Problem details ->
The required answer is the data below, restated word for word with images omitted.

Data for review ->
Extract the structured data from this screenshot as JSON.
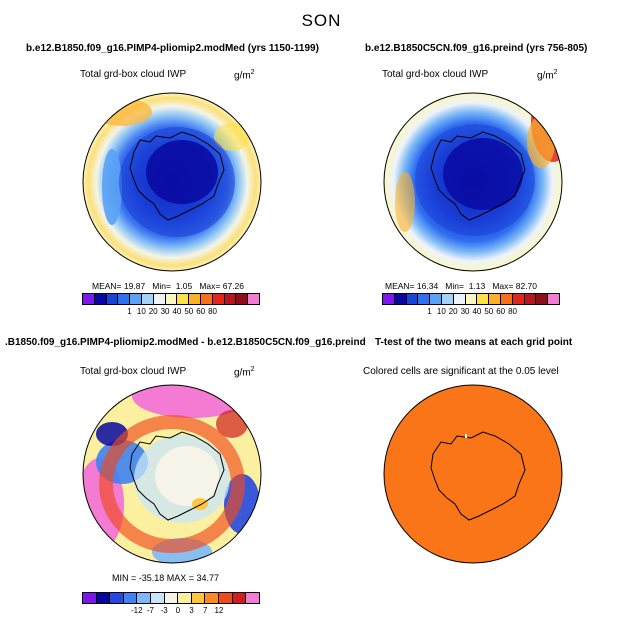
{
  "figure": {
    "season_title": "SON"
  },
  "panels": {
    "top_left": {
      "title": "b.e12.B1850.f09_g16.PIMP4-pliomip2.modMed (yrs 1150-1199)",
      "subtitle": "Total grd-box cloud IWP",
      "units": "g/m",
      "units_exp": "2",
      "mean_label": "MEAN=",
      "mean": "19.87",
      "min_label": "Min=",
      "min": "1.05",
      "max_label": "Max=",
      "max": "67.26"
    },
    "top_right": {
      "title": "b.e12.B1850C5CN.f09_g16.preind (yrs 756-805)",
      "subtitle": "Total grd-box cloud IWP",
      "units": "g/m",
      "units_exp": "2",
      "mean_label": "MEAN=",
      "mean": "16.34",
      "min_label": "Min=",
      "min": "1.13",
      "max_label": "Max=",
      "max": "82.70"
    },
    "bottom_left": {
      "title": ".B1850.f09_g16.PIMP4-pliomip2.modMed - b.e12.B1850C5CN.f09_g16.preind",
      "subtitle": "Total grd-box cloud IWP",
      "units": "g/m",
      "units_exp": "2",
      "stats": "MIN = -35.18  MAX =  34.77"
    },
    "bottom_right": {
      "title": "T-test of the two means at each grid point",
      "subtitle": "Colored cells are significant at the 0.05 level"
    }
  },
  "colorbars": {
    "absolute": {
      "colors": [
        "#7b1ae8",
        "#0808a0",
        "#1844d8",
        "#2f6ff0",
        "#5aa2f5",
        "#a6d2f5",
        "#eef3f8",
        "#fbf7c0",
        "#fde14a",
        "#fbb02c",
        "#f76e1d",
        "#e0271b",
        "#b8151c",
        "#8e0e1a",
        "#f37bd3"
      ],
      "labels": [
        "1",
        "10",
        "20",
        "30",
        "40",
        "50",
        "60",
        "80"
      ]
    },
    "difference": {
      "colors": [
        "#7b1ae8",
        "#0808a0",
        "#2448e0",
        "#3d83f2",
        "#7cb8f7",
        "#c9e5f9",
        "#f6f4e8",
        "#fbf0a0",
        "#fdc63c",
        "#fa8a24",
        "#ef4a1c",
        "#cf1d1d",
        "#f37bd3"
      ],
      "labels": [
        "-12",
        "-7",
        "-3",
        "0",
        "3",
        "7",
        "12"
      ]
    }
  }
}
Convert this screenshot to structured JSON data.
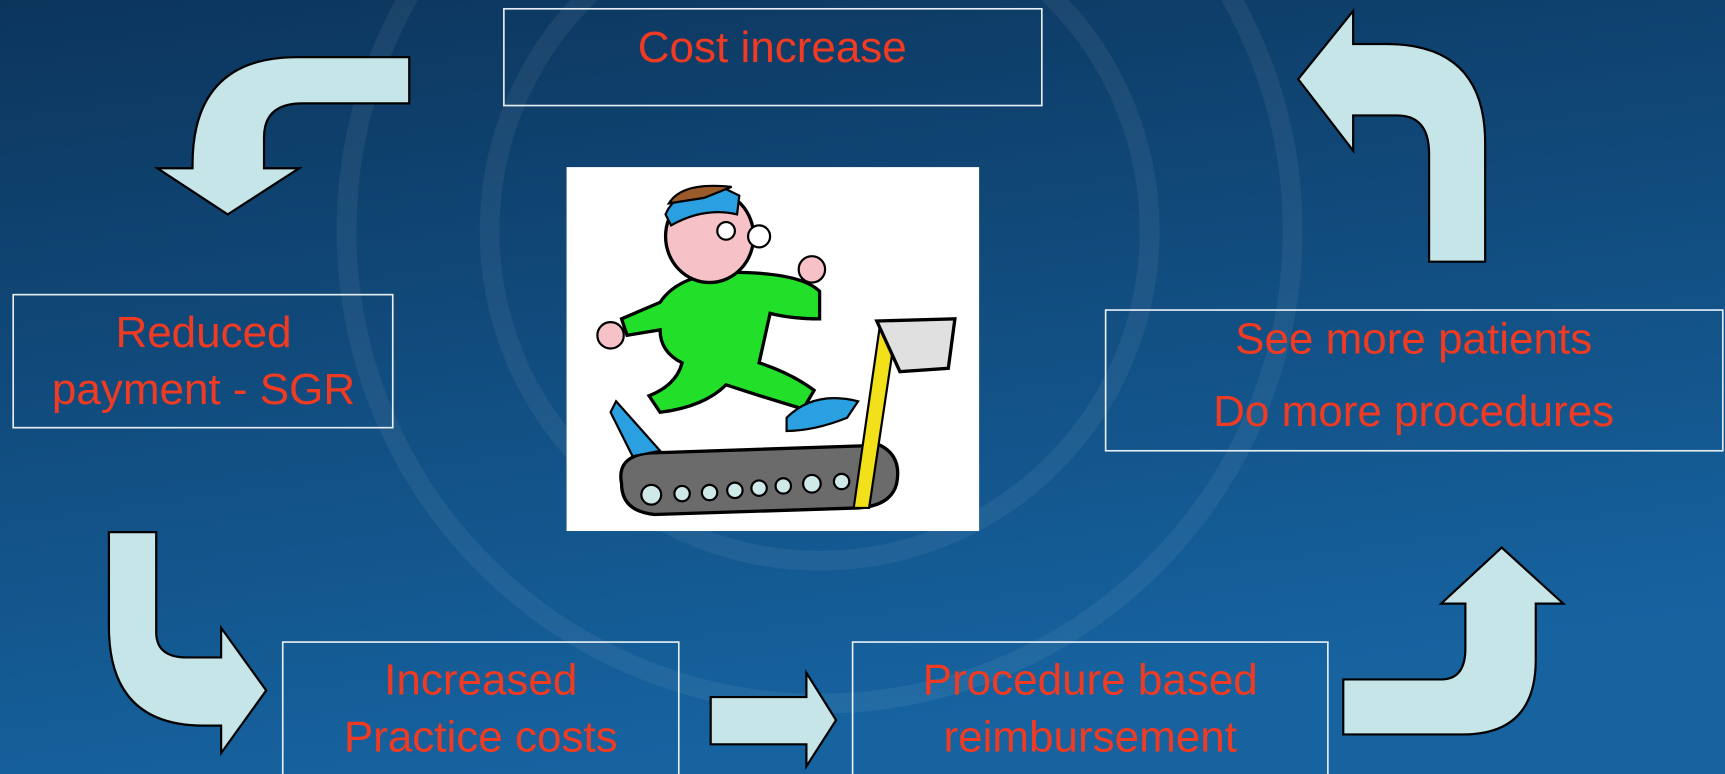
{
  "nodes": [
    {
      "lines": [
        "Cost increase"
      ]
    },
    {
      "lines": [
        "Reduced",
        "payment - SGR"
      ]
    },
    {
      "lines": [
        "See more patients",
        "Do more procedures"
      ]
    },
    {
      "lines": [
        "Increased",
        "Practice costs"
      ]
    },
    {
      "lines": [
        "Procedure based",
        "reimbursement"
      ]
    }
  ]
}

Response below ->
Extract the structured data from this screenshot as JSON.
{
  "figure": {
    "season_title": "SON"
  },
  "panels": {
    "top_left": {
      "title": "b.e12.B1850.f09_g16.PIMP4-pliomip2.modMed (yrs 1150-1199)",
      "subtitle": "Total grd-box cloud IWP",
      "units": "g/m",
      "units_exp": "2",
      "mean_label": "MEAN=",
      "mean": "19.87",
      "min_label": "Min=",
      "min": "1.05",
      "max_label": "Max=",
      "max": "67.26"
    },
    "top_right": {
      "title": "b.e12.B1850C5CN.f09_g16.preind (yrs 756-805)",
      "subtitle": "Total grd-box cloud IWP",
      "units": "g/m",
      "units_exp": "2",
      "mean_label": "MEAN=",
      "mean": "16.34",
      "min_label": "Min=",
      "min": "1.13",
      "max_label": "Max=",
      "max": "82.70"
    },
    "bottom_left": {
      "title": ".B1850.f09_g16.PIMP4-pliomip2.modMed - b.e12.B1850C5CN.f09_g16.preind",
      "subtitle": "Total grd-box cloud IWP",
      "units": "g/m",
      "units_exp": "2",
      "stats": "MIN = -35.18  MAX =  34.77"
    },
    "bottom_right": {
      "title": "T-test of the two means at each grid point",
      "subtitle": "Colored cells are significant at the 0.05 level"
    }
  },
  "colorbars": {
    "absolute": {
      "colors": [
        "#7b1ae8",
        "#0808a0",
        "#1844d8",
        "#2f6ff0",
        "#5aa2f5",
        "#a6d2f5",
        "#eef3f8",
        "#fbf7c0",
        "#fde14a",
        "#fbb02c",
        "#f76e1d",
        "#e0271b",
        "#b8151c",
        "#8e0e1a",
        "#f37bd3"
      ],
      "labels": [
        "1",
        "10",
        "20",
        "30",
        "40",
        "50",
        "60",
        "80"
      ]
    },
    "difference": {
      "colors": [
        "#7b1ae8",
        "#0808a0",
        "#2448e0",
        "#3d83f2",
        "#7cb8f7",
        "#c9e5f9",
        "#f6f4e8",
        "#fbf0a0",
        "#fdc63c",
        "#fa8a24",
        "#ef4a1c",
        "#cf1d1d",
        "#f37bd3"
      ],
      "labels": [
        "-12",
        "-7",
        "-3",
        "0",
        "3",
        "7",
        "12"
      ]
    }
  }
}
Convert this screenshot to structured JSON data.
{
  "nodes": [
    {
      "lines": [
        "Cost increase"
      ]
    },
    {
      "lines": [
        "Reduced",
        "payment - SGR"
      ]
    },
    {
      "lines": [
        "See more patients",
        "Do more procedures"
      ]
    },
    {
      "lines": [
        "Increased",
        "Practice costs"
      ]
    },
    {
      "lines": [
        "Procedure based",
        "reimbursement"
      ]
    }
  ]
}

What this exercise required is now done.